EXERCISE DETAILS >> Repeat every record exactly, but keep images out of the copy.

Records from a data collection:
------------------------------------------------------------------------

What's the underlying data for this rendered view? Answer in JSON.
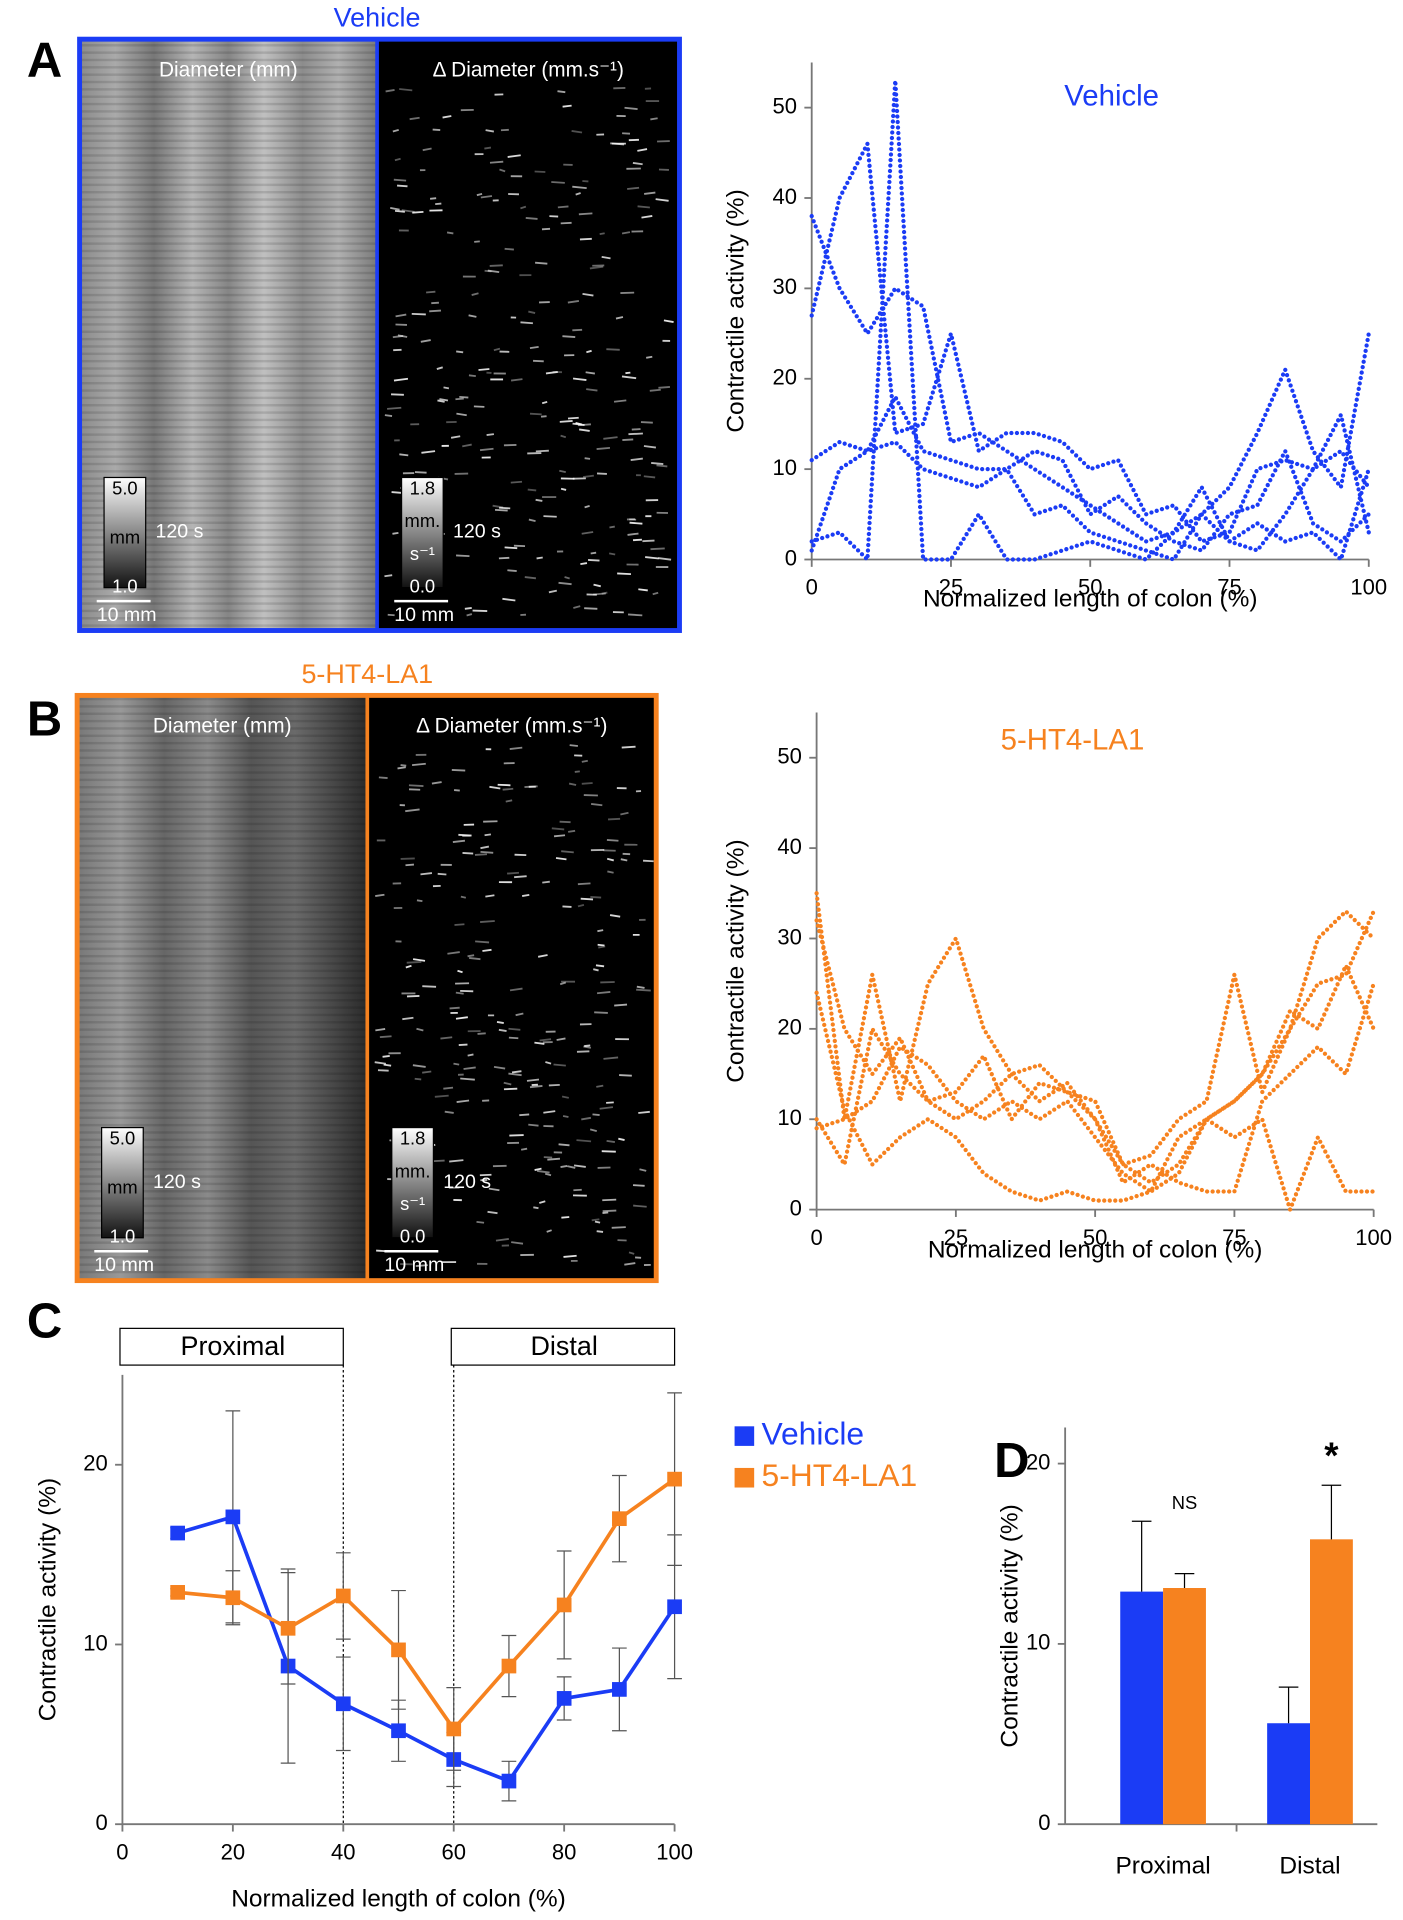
{
  "panel_labels": [
    "A",
    "B",
    "C",
    "D"
  ],
  "kymographs": [
    {
      "title": "Vehicle",
      "color": "#1b3cf5",
      "left_label": "Diameter (mm)",
      "right_label": "Δ Diameter (mm.s⁻¹)",
      "left_scale": [
        "5.0",
        "mm",
        "1.0"
      ],
      "right_scale": [
        "1.8",
        "mm.",
        "s⁻¹",
        "0.0"
      ],
      "time": "120 s",
      "length": "10 mm"
    },
    {
      "title": "5-HT4-LA1",
      "color": "#f6821f",
      "left_label": "Diameter (mm)",
      "right_label": "Δ Diameter (mm.s⁻¹)",
      "left_scale": [
        "5.0",
        "mm",
        "1.0"
      ],
      "right_scale": [
        "1.8",
        "mm.",
        "s⁻¹",
        "0.0"
      ],
      "time": "120 s",
      "length": "10 mm"
    }
  ],
  "chart_data": [
    {
      "type": "line",
      "line_style": "dotted",
      "title": "Vehicle",
      "title_color": "#1b3cf5",
      "x_label": "Normalized length of colon (%)",
      "y_label": "Contractile activity (%)",
      "xlim": [
        0,
        100
      ],
      "xticks": [
        0,
        25,
        50,
        75,
        100
      ],
      "ylim": [
        0,
        55
      ],
      "yticks": [
        0,
        10,
        20,
        30,
        40,
        50
      ],
      "x": [
        0,
        5,
        10,
        15,
        20,
        25,
        30,
        35,
        40,
        45,
        50,
        55,
        60,
        65,
        70,
        75,
        80,
        85,
        90,
        95,
        100
      ],
      "series": [
        {
          "color": "#1b3cf5",
          "values": [
            38,
            30,
            25,
            30,
            28,
            13,
            14,
            12,
            10,
            8,
            6,
            4,
            2,
            3,
            5,
            8,
            14,
            21,
            12,
            8,
            25
          ]
        },
        {
          "color": "#1b3cf5",
          "values": [
            27,
            40,
            46,
            14,
            15,
            25,
            12,
            14,
            14,
            13,
            10,
            11,
            5,
            6,
            2,
            3,
            10,
            11,
            10,
            16,
            3
          ]
        },
        {
          "color": "#1b3cf5",
          "values": [
            1,
            10,
            12,
            18,
            12,
            11,
            10,
            10,
            12,
            11,
            5,
            7,
            4,
            2,
            1,
            5,
            6,
            12,
            4,
            2,
            5
          ]
        },
        {
          "color": "#1b3cf5",
          "values": [
            2,
            3,
            0,
            53,
            0,
            0,
            5,
            0,
            0,
            1,
            2,
            1,
            0,
            3,
            8,
            2,
            4,
            2,
            3,
            0,
            10
          ]
        },
        {
          "color": "#1b3cf5",
          "values": [
            11,
            13,
            12,
            13,
            10,
            9,
            8,
            10,
            5,
            6,
            3,
            2,
            1,
            0,
            5,
            2,
            1,
            5,
            10,
            12,
            8
          ]
        }
      ]
    },
    {
      "type": "line",
      "line_style": "dotted",
      "title": "5-HT4-LA1",
      "title_color": "#f6821f",
      "x_label": "Normalized length of colon (%)",
      "y_label": "Contractile activity (%)",
      "xlim": [
        0,
        100
      ],
      "xticks": [
        0,
        25,
        50,
        75,
        100
      ],
      "ylim": [
        0,
        55
      ],
      "yticks": [
        0,
        10,
        20,
        30,
        40,
        50
      ],
      "x": [
        0,
        5,
        10,
        15,
        20,
        25,
        30,
        35,
        40,
        45,
        50,
        55,
        60,
        65,
        70,
        75,
        80,
        85,
        90,
        95,
        100
      ],
      "series": [
        {
          "color": "#f6821f",
          "values": [
            35,
            10,
            26,
            12,
            25,
            30,
            20,
            15,
            12,
            14,
            10,
            5,
            6,
            10,
            12,
            26,
            13,
            20,
            30,
            33,
            30
          ]
        },
        {
          "color": "#f6821f",
          "values": [
            32,
            20,
            15,
            19,
            12,
            13,
            17,
            10,
            14,
            13,
            12,
            5,
            3,
            5,
            10,
            12,
            15,
            20,
            25,
            26,
            33
          ]
        },
        {
          "color": "#f6821f",
          "values": [
            9,
            10,
            12,
            18,
            16,
            12,
            10,
            12,
            10,
            12,
            8,
            4,
            2,
            8,
            10,
            12,
            15,
            22,
            20,
            27,
            20
          ]
        },
        {
          "color": "#f6821f",
          "values": [
            24,
            11,
            5,
            8,
            10,
            8,
            4,
            2,
            1,
            2,
            1,
            1,
            2,
            4,
            10,
            8,
            10,
            0,
            8,
            2,
            2
          ]
        },
        {
          "color": "#f6821f",
          "values": [
            10,
            5,
            20,
            15,
            12,
            10,
            12,
            15,
            16,
            13,
            10,
            3,
            5,
            3,
            2,
            2,
            12,
            15,
            18,
            15,
            25
          ]
        }
      ]
    },
    {
      "type": "line",
      "line_style": "solid",
      "markers": "square",
      "x_label": "Normalized length of colon (%)",
      "y_label": "Contractile activity (%)",
      "xlim": [
        0,
        100
      ],
      "xticks": [
        0,
        20,
        40,
        60,
        80,
        100
      ],
      "ylim": [
        0,
        25
      ],
      "yticks": [
        0,
        10,
        20
      ],
      "regions": [
        {
          "label": "Proximal",
          "start": 0,
          "end": 40
        },
        {
          "label": "Distal",
          "start": 60,
          "end": 100
        }
      ],
      "x": [
        10,
        20,
        30,
        40,
        50,
        60,
        70,
        80,
        90,
        100
      ],
      "series": [
        {
          "name": "Vehicle",
          "color": "#1b3cf5",
          "values": [
            16.2,
            17.1,
            8.8,
            6.7,
            5.2,
            3.6,
            2.4,
            7.0,
            7.5,
            12.1
          ],
          "errors": [
            0.3,
            5.9,
            5.4,
            2.6,
            1.7,
            1.5,
            1.1,
            1.2,
            2.3,
            4.0
          ]
        },
        {
          "name": "5-HT4-LA1",
          "color": "#f6821f",
          "values": [
            12.9,
            12.6,
            10.9,
            12.7,
            9.7,
            5.3,
            8.8,
            12.2,
            17.0,
            19.2
          ],
          "errors": [
            0.2,
            1.5,
            3.1,
            2.4,
            3.3,
            2.3,
            1.7,
            3.0,
            2.4,
            4.8
          ]
        }
      ]
    },
    {
      "type": "bar",
      "y_label": "Contractile activity (%)",
      "ylim": [
        0,
        22
      ],
      "yticks": [
        0,
        10,
        20
      ],
      "categories": [
        "Proximal",
        "Distal"
      ],
      "annotations": [
        "NS",
        "*"
      ],
      "series": [
        {
          "name": "Vehicle",
          "color": "#1b3cf5",
          "values": [
            12.9,
            5.6
          ],
          "errors": [
            3.9,
            2.0
          ]
        },
        {
          "name": "5-HT4-LA1",
          "color": "#f6821f",
          "values": [
            13.1,
            15.8
          ],
          "errors": [
            0.8,
            3.0
          ]
        }
      ]
    }
  ]
}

------------------------------------------------------------------------

PROBLEM SOLUTION >>
What's the underlying data for this rendered view? Answer in JSON.
{
  "panel_labels": [
    "A",
    "B",
    "C",
    "D"
  ],
  "kymographs": [
    {
      "title": "Vehicle",
      "color": "#1b3cf5",
      "left_label": "Diameter (mm)",
      "right_label": "Δ Diameter (mm.s⁻¹)",
      "left_scale": [
        "5.0",
        "mm",
        "1.0"
      ],
      "right_scale": [
        "1.8",
        "mm.",
        "s⁻¹",
        "0.0"
      ],
      "time": "120 s",
      "length": "10 mm"
    },
    {
      "title": "5-HT4-LA1",
      "color": "#f6821f",
      "left_label": "Diameter (mm)",
      "right_label": "Δ Diameter (mm.s⁻¹)",
      "left_scale": [
        "5.0",
        "mm",
        "1.0"
      ],
      "right_scale": [
        "1.8",
        "mm.",
        "s⁻¹",
        "0.0"
      ],
      "time": "120 s",
      "length": "10 mm"
    }
  ],
  "chart_data": [
    {
      "type": "line",
      "line_style": "dotted",
      "title": "Vehicle",
      "title_color": "#1b3cf5",
      "x_label": "Normalized length of colon (%)",
      "y_label": "Contractile activity (%)",
      "xlim": [
        0,
        100
      ],
      "xticks": [
        0,
        25,
        50,
        75,
        100
      ],
      "ylim": [
        0,
        55
      ],
      "yticks": [
        0,
        10,
        20,
        30,
        40,
        50
      ],
      "x": [
        0,
        5,
        10,
        15,
        20,
        25,
        30,
        35,
        40,
        45,
        50,
        55,
        60,
        65,
        70,
        75,
        80,
        85,
        90,
        95,
        100
      ],
      "series": [
        {
          "color": "#1b3cf5",
          "values": [
            38,
            30,
            25,
            30,
            28,
            13,
            14,
            12,
            10,
            8,
            6,
            4,
            2,
            3,
            5,
            8,
            14,
            21,
            12,
            8,
            25
          ]
        },
        {
          "color": "#1b3cf5",
          "values": [
            27,
            40,
            46,
            14,
            15,
            25,
            12,
            14,
            14,
            13,
            10,
            11,
            5,
            6,
            2,
            3,
            10,
            11,
            10,
            16,
            3
          ]
        },
        {
          "color": "#1b3cf5",
          "values": [
            1,
            10,
            12,
            18,
            12,
            11,
            10,
            10,
            12,
            11,
            5,
            7,
            4,
            2,
            1,
            5,
            6,
            12,
            4,
            2,
            5
          ]
        },
        {
          "color": "#1b3cf5",
          "values": [
            2,
            3,
            0,
            53,
            0,
            0,
            5,
            0,
            0,
            1,
            2,
            1,
            0,
            3,
            8,
            2,
            4,
            2,
            3,
            0,
            10
          ]
        },
        {
          "color": "#1b3cf5",
          "values": [
            11,
            13,
            12,
            13,
            10,
            9,
            8,
            10,
            5,
            6,
            3,
            2,
            1,
            0,
            5,
            2,
            1,
            5,
            10,
            12,
            8
          ]
        }
      ]
    },
    {
      "type": "line",
      "line_style": "dotted",
      "title": "5-HT4-LA1",
      "title_color": "#f6821f",
      "x_label": "Normalized length of colon (%)",
      "y_label": "Contractile activity (%)",
      "xlim": [
        0,
        100
      ],
      "xticks": [
        0,
        25,
        50,
        75,
        100
      ],
      "ylim": [
        0,
        55
      ],
      "yticks": [
        0,
        10,
        20,
        30,
        40,
        50
      ],
      "x": [
        0,
        5,
        10,
        15,
        20,
        25,
        30,
        35,
        40,
        45,
        50,
        55,
        60,
        65,
        70,
        75,
        80,
        85,
        90,
        95,
        100
      ],
      "series": [
        {
          "color": "#f6821f",
          "values": [
            35,
            10,
            26,
            12,
            25,
            30,
            20,
            15,
            12,
            14,
            10,
            5,
            6,
            10,
            12,
            26,
            13,
            20,
            30,
            33,
            30
          ]
        },
        {
          "color": "#f6821f",
          "values": [
            32,
            20,
            15,
            19,
            12,
            13,
            17,
            10,
            14,
            13,
            12,
            5,
            3,
            5,
            10,
            12,
            15,
            20,
            25,
            26,
            33
          ]
        },
        {
          "color": "#f6821f",
          "values": [
            9,
            10,
            12,
            18,
            16,
            12,
            10,
            12,
            10,
            12,
            8,
            4,
            2,
            8,
            10,
            12,
            15,
            22,
            20,
            27,
            20
          ]
        },
        {
          "color": "#f6821f",
          "values": [
            24,
            11,
            5,
            8,
            10,
            8,
            4,
            2,
            1,
            2,
            1,
            1,
            2,
            4,
            10,
            8,
            10,
            0,
            8,
            2,
            2
          ]
        },
        {
          "color": "#f6821f",
          "values": [
            10,
            5,
            20,
            15,
            12,
            10,
            12,
            15,
            16,
            13,
            10,
            3,
            5,
            3,
            2,
            2,
            12,
            15,
            18,
            15,
            25
          ]
        }
      ]
    },
    {
      "type": "line",
      "line_style": "solid",
      "markers": "square",
      "x_label": "Normalized length of colon (%)",
      "y_label": "Contractile activity (%)",
      "xlim": [
        0,
        100
      ],
      "xticks": [
        0,
        20,
        40,
        60,
        80,
        100
      ],
      "ylim": [
        0,
        25
      ],
      "yticks": [
        0,
        10,
        20
      ],
      "regions": [
        {
          "label": "Proximal",
          "start": 0,
          "end": 40
        },
        {
          "label": "Distal",
          "start": 60,
          "end": 100
        }
      ],
      "x": [
        10,
        20,
        30,
        40,
        50,
        60,
        70,
        80,
        90,
        100
      ],
      "series": [
        {
          "name": "Vehicle",
          "color": "#1b3cf5",
          "values": [
            16.2,
            17.1,
            8.8,
            6.7,
            5.2,
            3.6,
            2.4,
            7.0,
            7.5,
            12.1
          ],
          "errors": [
            0.3,
            5.9,
            5.4,
            2.6,
            1.7,
            1.5,
            1.1,
            1.2,
            2.3,
            4.0
          ]
        },
        {
          "name": "5-HT4-LA1",
          "color": "#f6821f",
          "values": [
            12.9,
            12.6,
            10.9,
            12.7,
            9.7,
            5.3,
            8.8,
            12.2,
            17.0,
            19.2
          ],
          "errors": [
            0.2,
            1.5,
            3.1,
            2.4,
            3.3,
            2.3,
            1.7,
            3.0,
            2.4,
            4.8
          ]
        }
      ]
    },
    {
      "type": "bar",
      "y_label": "Contractile activity (%)",
      "ylim": [
        0,
        22
      ],
      "yticks": [
        0,
        10,
        20
      ],
      "categories": [
        "Proximal",
        "Distal"
      ],
      "annotations": [
        "NS",
        "*"
      ],
      "series": [
        {
          "name": "Vehicle",
          "color": "#1b3cf5",
          "values": [
            12.9,
            5.6
          ],
          "errors": [
            3.9,
            2.0
          ]
        },
        {
          "name": "5-HT4-LA1",
          "color": "#f6821f",
          "values": [
            13.1,
            15.8
          ],
          "errors": [
            0.8,
            3.0
          ]
        }
      ]
    }
  ]
}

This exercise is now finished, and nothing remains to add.